• REQUIRED WORK: How many lines of these records hold the string "consider"? Reply with the number alone.
● ● ●
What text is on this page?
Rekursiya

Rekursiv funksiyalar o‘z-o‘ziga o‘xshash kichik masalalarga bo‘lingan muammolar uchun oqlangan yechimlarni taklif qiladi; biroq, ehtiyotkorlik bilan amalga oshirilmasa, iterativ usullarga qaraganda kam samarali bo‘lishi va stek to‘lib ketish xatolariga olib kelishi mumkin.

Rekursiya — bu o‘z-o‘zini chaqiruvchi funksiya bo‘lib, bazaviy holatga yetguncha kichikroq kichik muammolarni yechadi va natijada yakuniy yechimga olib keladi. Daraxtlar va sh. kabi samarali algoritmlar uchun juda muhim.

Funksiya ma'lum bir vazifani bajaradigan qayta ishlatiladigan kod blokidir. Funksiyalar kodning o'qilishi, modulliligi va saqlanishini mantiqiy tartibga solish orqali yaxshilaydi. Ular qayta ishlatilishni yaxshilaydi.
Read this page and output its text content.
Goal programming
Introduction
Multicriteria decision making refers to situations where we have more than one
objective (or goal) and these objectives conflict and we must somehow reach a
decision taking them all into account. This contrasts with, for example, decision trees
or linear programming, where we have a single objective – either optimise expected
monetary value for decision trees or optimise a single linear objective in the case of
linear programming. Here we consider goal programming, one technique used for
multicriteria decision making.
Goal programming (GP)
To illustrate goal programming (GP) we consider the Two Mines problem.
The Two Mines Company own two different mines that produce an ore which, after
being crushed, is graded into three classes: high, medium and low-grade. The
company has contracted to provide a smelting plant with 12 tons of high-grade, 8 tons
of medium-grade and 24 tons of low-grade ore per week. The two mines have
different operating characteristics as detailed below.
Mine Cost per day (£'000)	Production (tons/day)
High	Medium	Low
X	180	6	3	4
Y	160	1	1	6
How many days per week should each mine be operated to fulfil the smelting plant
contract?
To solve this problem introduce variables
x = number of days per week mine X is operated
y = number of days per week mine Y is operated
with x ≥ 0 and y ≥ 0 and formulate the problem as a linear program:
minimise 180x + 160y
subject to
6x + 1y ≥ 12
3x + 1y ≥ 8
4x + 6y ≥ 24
● ● ●
• OUTPUT FOR THIS TASK: 2